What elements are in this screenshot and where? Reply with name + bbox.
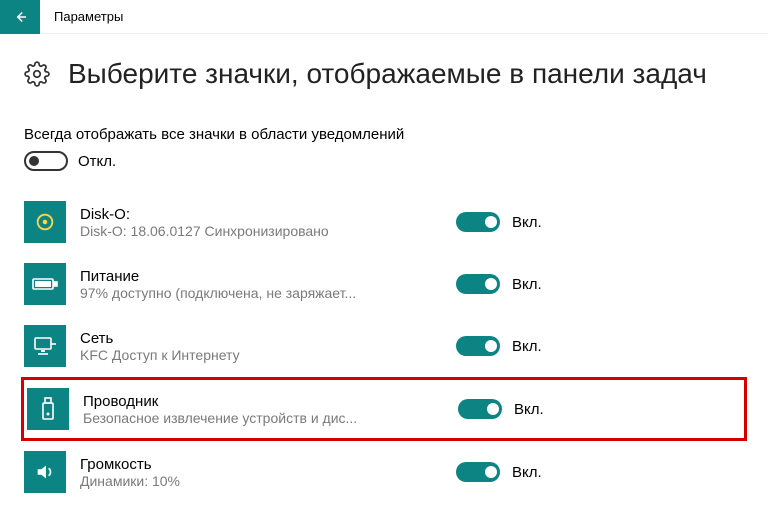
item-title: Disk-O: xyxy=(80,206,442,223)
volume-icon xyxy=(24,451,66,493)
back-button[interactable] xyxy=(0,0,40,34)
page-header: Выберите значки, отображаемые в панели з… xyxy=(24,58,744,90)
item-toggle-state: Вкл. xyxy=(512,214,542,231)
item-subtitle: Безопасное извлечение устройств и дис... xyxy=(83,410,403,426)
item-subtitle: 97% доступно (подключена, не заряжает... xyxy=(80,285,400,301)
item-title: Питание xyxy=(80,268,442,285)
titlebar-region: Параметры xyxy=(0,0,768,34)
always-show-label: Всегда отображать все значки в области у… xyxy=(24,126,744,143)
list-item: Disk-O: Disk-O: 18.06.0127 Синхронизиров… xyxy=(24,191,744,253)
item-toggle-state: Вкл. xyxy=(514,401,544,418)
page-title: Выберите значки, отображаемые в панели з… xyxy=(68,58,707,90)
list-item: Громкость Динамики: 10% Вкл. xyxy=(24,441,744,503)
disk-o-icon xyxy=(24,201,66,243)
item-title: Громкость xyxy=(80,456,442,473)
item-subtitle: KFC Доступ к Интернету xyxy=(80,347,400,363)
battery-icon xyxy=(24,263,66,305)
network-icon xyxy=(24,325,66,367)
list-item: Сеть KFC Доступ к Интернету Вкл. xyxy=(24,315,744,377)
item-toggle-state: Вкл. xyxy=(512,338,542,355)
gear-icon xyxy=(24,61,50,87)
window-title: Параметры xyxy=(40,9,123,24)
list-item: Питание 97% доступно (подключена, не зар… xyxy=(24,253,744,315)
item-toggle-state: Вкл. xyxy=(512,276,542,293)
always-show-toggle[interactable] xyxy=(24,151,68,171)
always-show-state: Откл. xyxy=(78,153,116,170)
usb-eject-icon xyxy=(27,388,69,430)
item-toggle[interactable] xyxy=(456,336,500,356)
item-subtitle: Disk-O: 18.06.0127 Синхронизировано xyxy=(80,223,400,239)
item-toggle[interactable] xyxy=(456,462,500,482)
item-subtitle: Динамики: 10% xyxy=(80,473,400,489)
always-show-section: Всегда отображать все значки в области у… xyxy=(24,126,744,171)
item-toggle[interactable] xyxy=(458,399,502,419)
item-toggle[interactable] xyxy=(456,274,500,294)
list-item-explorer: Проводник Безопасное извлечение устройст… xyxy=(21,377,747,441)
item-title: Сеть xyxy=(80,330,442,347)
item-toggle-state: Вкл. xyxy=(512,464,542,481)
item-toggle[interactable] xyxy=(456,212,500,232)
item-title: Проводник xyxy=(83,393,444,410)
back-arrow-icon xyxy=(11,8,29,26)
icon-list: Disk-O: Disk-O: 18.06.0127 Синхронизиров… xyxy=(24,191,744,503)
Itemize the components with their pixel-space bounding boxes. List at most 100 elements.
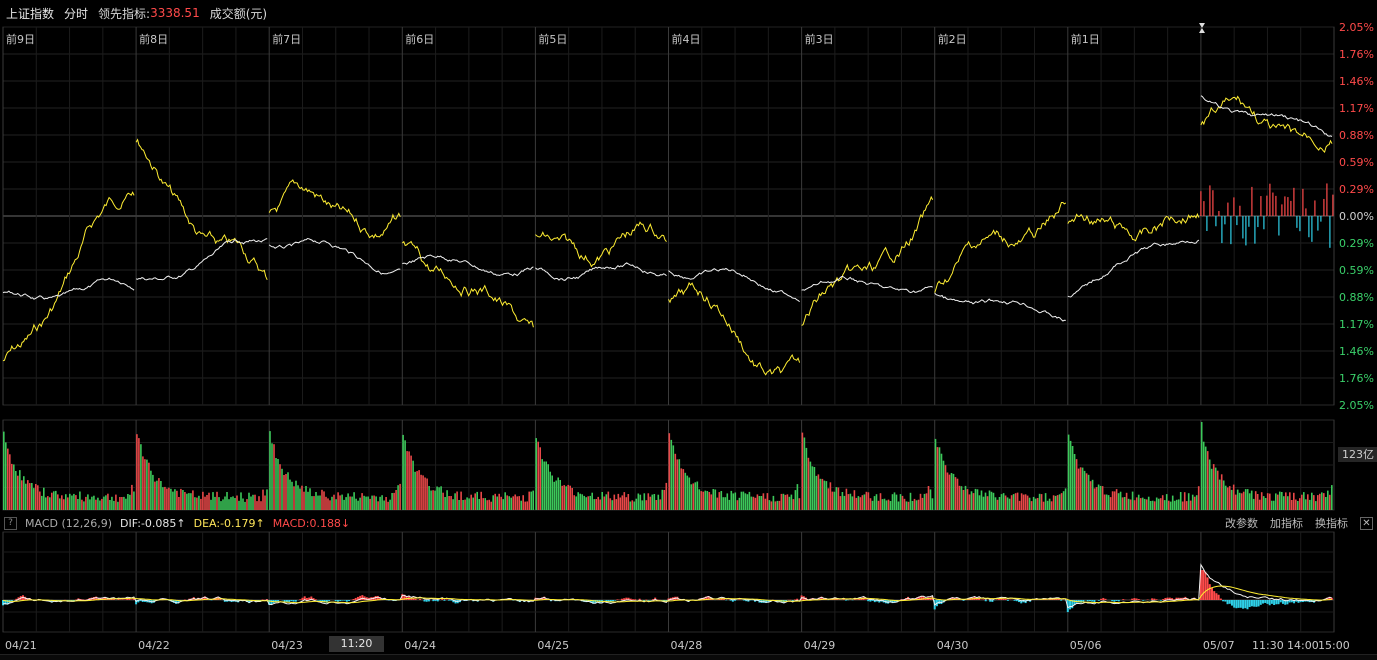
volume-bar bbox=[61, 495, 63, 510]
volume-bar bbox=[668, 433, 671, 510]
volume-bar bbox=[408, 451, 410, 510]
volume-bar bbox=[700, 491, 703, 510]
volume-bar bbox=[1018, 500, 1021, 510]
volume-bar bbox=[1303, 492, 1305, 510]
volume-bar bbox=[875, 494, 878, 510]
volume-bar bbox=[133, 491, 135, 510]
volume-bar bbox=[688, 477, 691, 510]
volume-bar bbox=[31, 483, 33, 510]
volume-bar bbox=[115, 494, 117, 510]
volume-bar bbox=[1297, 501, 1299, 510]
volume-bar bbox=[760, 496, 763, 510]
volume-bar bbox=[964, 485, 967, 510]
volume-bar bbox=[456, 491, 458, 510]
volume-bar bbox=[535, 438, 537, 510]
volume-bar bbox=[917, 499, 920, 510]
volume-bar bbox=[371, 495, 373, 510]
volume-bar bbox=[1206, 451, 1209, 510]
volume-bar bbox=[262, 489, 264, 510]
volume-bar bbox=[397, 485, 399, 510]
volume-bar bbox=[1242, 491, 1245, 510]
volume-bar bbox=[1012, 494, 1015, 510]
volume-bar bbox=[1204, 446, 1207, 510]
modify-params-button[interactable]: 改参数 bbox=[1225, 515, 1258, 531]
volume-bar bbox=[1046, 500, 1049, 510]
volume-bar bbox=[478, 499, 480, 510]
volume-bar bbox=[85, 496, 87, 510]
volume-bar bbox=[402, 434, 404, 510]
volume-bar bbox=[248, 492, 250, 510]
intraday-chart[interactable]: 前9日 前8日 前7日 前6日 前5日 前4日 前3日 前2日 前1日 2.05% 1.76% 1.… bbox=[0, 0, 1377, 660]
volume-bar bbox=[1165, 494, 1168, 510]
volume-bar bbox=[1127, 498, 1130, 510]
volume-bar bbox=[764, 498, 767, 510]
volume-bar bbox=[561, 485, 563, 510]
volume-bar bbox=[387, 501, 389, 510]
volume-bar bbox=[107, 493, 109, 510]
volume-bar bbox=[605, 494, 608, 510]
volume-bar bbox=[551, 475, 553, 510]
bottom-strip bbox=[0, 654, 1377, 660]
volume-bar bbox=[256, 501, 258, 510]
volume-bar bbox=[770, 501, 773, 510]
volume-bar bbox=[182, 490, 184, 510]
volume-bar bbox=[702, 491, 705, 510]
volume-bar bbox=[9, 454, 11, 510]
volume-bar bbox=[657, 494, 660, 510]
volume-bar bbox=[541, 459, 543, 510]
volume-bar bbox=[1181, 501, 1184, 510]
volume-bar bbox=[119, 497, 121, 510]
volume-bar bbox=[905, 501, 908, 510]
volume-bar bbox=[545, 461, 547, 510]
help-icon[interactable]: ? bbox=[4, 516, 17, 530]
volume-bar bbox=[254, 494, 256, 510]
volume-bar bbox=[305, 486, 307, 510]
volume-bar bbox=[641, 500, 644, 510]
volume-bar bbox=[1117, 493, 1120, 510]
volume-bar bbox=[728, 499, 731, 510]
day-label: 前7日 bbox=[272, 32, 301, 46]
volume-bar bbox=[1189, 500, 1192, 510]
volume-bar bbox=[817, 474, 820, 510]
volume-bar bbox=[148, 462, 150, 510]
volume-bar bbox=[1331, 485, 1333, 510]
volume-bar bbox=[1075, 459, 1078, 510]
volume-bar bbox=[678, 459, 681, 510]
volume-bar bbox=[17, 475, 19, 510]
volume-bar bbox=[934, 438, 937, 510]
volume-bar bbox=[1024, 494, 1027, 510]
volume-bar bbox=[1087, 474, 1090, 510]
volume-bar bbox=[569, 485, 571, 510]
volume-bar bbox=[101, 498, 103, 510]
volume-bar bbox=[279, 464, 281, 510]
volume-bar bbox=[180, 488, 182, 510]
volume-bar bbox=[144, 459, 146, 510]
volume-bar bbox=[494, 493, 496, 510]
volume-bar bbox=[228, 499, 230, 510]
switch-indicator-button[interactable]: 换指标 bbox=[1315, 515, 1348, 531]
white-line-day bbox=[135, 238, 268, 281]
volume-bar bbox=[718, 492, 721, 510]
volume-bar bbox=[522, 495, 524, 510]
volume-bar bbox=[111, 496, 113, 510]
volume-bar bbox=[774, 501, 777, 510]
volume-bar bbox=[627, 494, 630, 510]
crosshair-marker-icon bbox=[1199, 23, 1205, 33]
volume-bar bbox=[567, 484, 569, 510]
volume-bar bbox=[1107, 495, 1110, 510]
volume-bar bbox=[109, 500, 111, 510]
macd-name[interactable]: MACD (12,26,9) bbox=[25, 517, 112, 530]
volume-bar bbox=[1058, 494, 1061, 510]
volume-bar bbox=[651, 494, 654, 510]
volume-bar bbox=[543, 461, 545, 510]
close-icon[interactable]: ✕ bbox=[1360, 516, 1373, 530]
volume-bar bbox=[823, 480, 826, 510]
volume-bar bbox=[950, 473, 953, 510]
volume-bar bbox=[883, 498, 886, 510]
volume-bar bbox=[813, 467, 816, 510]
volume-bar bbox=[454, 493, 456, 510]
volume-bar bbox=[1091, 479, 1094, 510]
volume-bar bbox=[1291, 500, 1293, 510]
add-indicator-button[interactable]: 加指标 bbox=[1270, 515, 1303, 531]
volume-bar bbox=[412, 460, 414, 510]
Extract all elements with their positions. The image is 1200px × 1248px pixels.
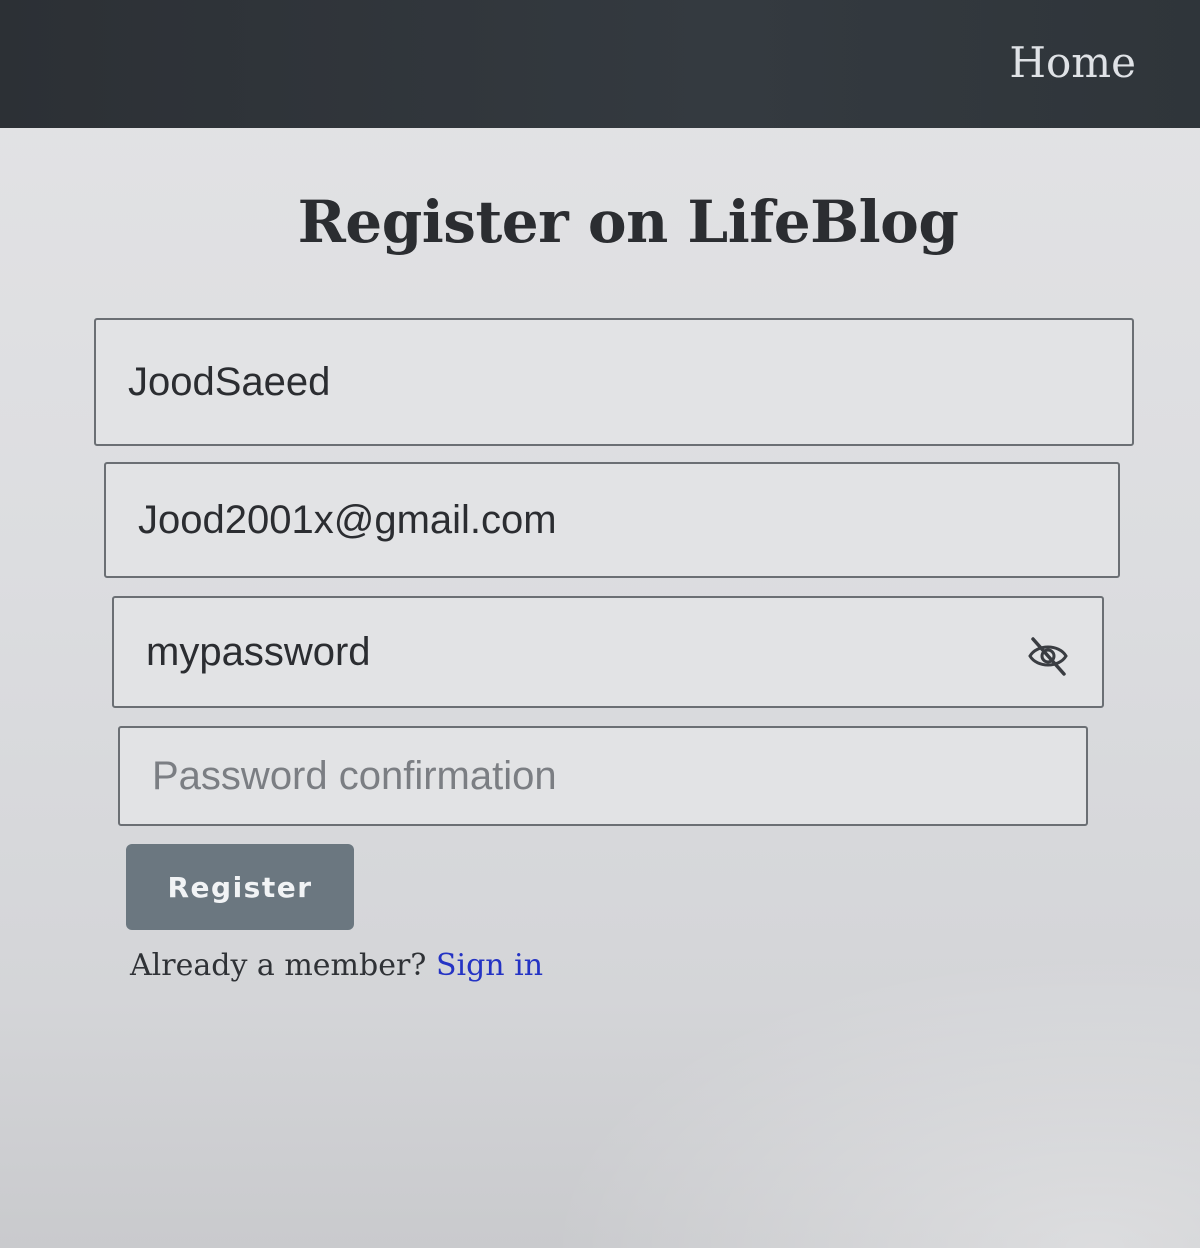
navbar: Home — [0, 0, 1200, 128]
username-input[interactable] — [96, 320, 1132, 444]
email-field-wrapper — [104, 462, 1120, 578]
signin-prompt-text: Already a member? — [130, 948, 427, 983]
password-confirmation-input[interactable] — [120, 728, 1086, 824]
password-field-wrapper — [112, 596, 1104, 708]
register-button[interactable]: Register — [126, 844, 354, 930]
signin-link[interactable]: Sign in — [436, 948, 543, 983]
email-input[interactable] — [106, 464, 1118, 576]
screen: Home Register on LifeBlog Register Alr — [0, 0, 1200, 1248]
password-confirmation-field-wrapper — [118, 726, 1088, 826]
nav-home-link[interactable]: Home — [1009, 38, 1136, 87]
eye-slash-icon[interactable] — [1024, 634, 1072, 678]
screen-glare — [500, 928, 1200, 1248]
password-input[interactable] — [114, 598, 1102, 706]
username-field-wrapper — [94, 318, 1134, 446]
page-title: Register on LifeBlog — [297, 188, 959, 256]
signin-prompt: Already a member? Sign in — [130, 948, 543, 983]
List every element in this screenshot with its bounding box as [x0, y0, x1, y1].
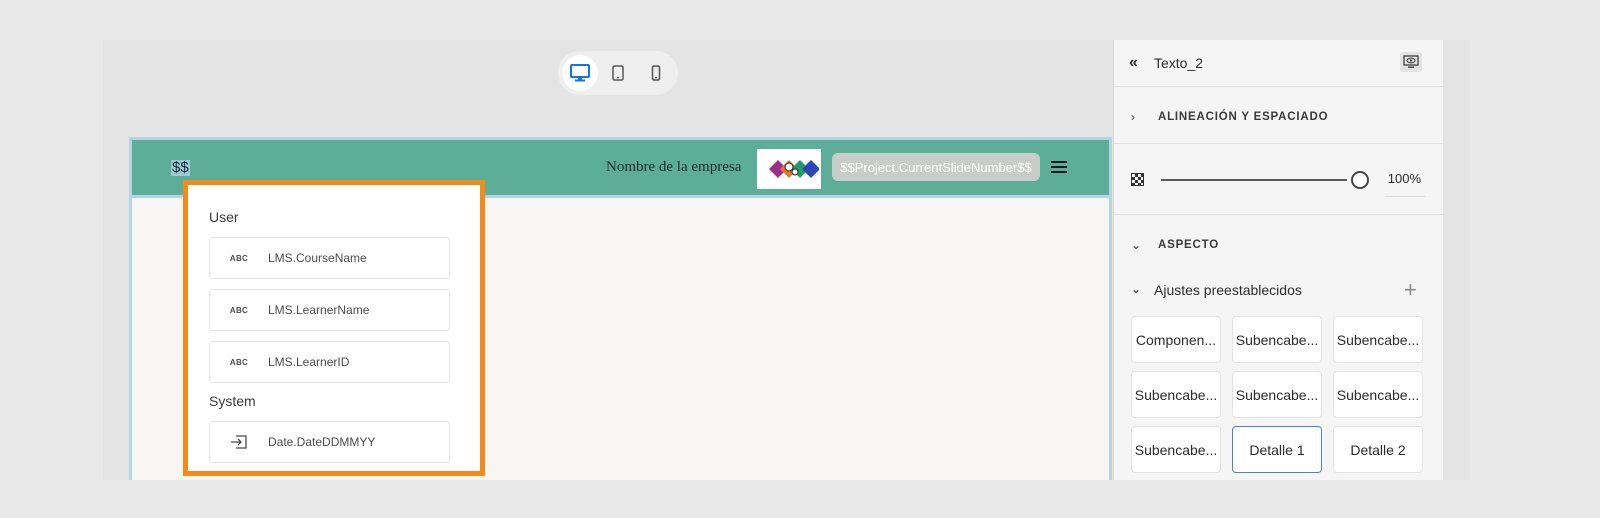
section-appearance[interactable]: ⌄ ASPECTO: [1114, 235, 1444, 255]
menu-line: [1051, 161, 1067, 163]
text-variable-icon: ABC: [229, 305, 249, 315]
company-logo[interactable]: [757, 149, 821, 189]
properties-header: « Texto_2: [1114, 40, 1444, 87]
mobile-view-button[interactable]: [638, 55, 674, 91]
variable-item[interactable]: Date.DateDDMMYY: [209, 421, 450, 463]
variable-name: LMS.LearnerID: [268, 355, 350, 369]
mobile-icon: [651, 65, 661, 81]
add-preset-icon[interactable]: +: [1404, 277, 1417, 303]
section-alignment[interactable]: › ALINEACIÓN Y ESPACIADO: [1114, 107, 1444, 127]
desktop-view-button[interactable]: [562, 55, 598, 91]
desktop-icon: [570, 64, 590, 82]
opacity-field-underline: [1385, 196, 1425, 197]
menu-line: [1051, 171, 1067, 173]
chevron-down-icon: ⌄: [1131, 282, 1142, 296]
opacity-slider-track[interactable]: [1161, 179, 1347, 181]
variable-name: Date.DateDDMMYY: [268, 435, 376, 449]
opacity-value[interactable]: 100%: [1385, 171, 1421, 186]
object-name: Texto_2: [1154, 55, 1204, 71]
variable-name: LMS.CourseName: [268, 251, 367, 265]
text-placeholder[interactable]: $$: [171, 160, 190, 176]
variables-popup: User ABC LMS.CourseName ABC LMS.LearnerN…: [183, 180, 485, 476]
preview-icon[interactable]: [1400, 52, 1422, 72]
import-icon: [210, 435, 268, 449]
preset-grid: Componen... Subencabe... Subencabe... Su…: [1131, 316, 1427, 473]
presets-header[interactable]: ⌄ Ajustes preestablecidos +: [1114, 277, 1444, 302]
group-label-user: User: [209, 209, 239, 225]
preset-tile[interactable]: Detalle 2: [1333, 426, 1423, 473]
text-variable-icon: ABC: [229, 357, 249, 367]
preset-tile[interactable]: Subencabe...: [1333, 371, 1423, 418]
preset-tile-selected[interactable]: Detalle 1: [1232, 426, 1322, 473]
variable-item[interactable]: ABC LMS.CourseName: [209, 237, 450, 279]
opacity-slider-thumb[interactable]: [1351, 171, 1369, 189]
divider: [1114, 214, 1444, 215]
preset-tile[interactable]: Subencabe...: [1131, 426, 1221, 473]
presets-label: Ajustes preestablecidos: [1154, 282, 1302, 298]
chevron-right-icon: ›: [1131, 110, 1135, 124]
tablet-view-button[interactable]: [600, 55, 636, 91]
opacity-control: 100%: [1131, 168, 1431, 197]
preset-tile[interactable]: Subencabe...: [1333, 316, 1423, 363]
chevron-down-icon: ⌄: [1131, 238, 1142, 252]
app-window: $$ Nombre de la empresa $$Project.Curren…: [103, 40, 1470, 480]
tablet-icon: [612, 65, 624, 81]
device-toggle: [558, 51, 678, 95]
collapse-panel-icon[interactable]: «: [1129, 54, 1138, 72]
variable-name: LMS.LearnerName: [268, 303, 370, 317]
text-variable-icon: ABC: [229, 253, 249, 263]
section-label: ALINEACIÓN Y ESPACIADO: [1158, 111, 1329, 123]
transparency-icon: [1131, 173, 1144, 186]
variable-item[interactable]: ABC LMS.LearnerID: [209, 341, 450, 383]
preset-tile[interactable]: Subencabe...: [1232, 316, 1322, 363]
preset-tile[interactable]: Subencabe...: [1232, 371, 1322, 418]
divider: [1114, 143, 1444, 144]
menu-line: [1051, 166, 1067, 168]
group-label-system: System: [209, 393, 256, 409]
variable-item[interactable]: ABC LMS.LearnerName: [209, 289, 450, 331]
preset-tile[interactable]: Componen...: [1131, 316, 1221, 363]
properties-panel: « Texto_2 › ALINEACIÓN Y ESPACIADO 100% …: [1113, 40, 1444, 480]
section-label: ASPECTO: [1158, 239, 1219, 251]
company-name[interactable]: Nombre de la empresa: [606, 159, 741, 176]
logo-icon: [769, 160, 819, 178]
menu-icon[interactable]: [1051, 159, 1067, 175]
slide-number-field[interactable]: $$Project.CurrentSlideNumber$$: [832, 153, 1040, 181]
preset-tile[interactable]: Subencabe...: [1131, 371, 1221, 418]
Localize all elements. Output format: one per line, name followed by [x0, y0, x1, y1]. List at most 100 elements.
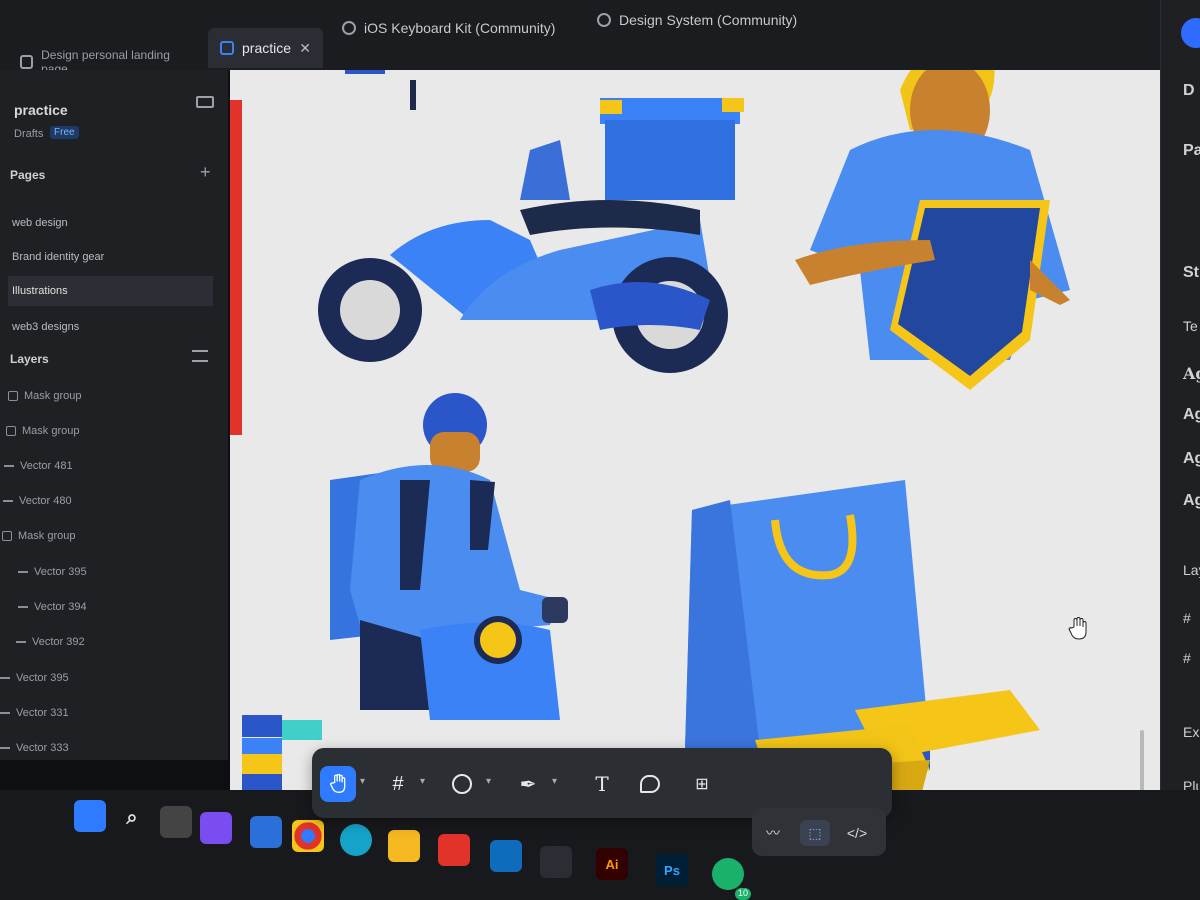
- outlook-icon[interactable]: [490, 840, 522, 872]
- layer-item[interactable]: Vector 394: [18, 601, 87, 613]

- [EXERCISE BRIEF]:
Count the lines of the listing that contain the string "CourseName", matching case exactly. Give only the number.

- [ANSWER TO THE TASK]:
3